WHAT TO PRODUCE: Quote the entries word for word. Omit the pictures.
__________
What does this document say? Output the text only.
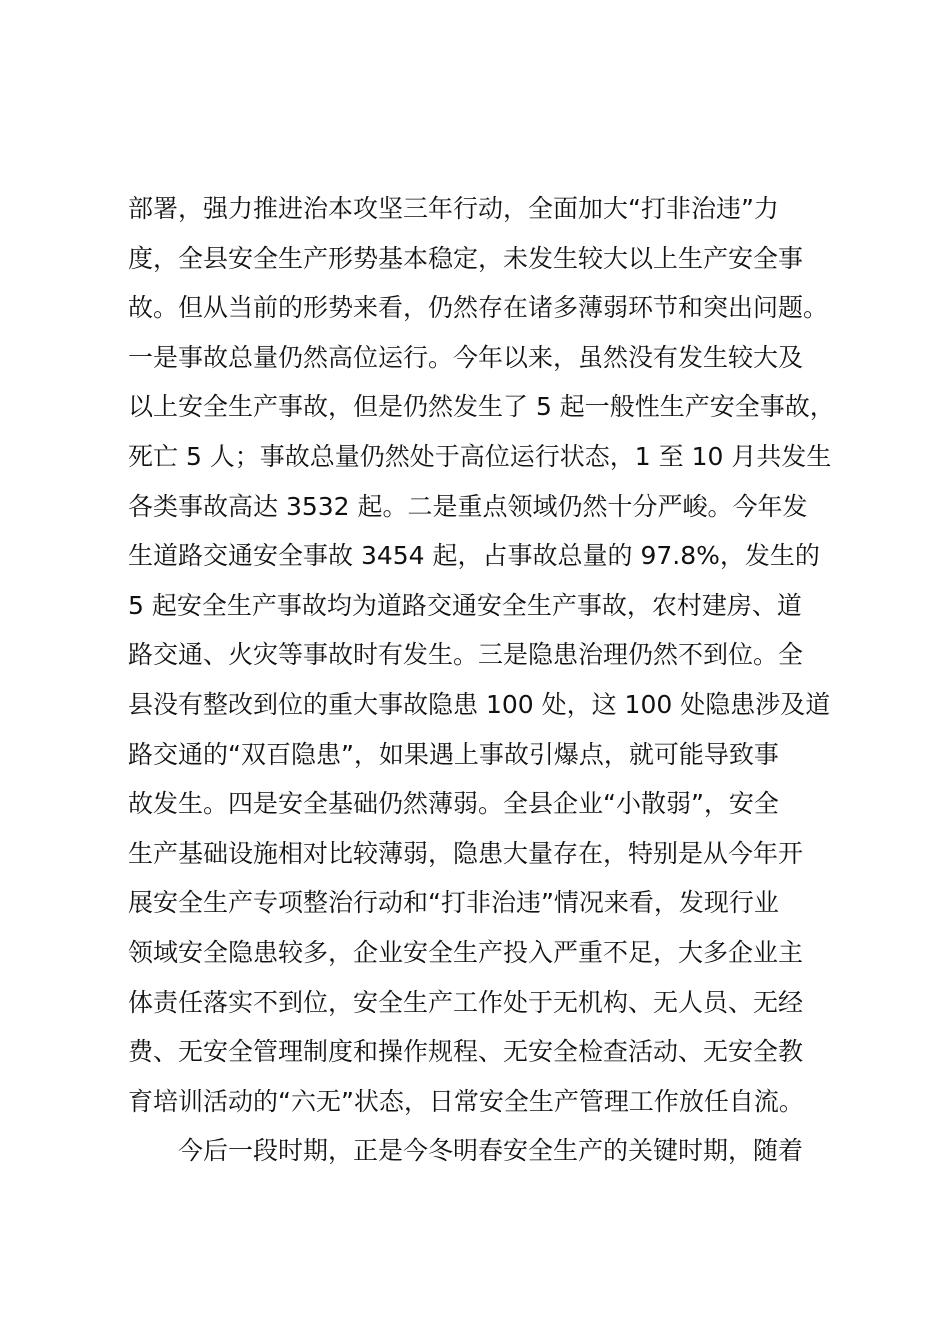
部署，强力推进治本攻坚三年行动，全面加大“打非治违”力
度，全县安全生产形势基本稳定，未发生较大以上生产安全事
故。但从当前的形势来看，仍然存在诸多薄弱环节和突出问题。
一是事故总量仍然高位运行。今年以来，虽然没有发生较大及
以上安全生产事故，但是仍然发生了 5 起一般性生产安全事故，
死亡 5 人；事故总量仍然处于高位运行状态，1 至 10 月共发生
各类事故高达 3532 起。二是重点领域仍然十分严峻。今年发
生道路交通安全事故 3454 起，占事故总量的 97.8%，发生的
5 起安全生产事故均为道路交通安全生产事故，农村建房、道
路交通、火灾等事故时有发生。三是隐患治理仍然不到位。全
县没有整改到位的重大事故隐患 100 处，这 100 处隐患涉及道
路交通的“双百隐患”，如果遇上事故引爆点，就可能导致事
故发生。四是安全基础仍然薄弱。全县企业“小散弱”，安全
生产基础设施相对比较薄弱，隐患大量存在，特别是从今年开
展安全生产专项整治行动和“打非治违”情况来看，发现行业
领域安全隐患较多，企业安全生产投入严重不足，大多企业主
体责任落实不到位，安全生产工作处于无机构、无人员、无经
费、无安全管理制度和操作规程、无安全检查活动、无安全教
育培训活动的“六无”状态，日常安全生产管理工作放任自流。
今后一段时期，正是今冬明春安全生产的关键时期，随着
__________
SOLUTION:
What does this document say? Output the text only.
部署，强力推进治本攻坚三年行动，全面加大“打非治违”力
度，全县安全生产形势基本稳定，未发生较大以上生产安全事
故。但从当前的形势来看，仍然存在诸多薄弱环节和突出问题。
一是事故总量仍然高位运行。今年以来，虽然没有发生较大及
以上安全生产事故，但是仍然发生了 5 起一般性生产安全事故，
死亡 5 人；事故总量仍然处于高位运行状态，1 至 10 月共发生
各类事故高达 3532 起。二是重点领域仍然十分严峻。今年发
生道路交通安全事故 3454 起，占事故总量的 97.8%，发生的
5 起安全生产事故均为道路交通安全生产事故，农村建房、道
路交通、火灾等事故时有发生。三是隐患治理仍然不到位。全
县没有整改到位的重大事故隐患 100 处，这 100 处隐患涉及道
路交通的“双百隐患”，如果遇上事故引爆点，就可能导致事
故发生。四是安全基础仍然薄弱。全县企业“小散弱”，安全
生产基础设施相对比较薄弱，隐患大量存在，特别是从今年开
展安全生产专项整治行动和“打非治违”情况来看，发现行业
领域安全隐患较多，企业安全生产投入严重不足，大多企业主
体责任落实不到位，安全生产工作处于无机构、无人员、无经
费、无安全管理制度和操作规程、无安全检查活动、无安全教
育培训活动的“六无”状态，日常安全生产管理工作放任自流。
今后一段时期，正是今冬明春安全生产的关键时期，随着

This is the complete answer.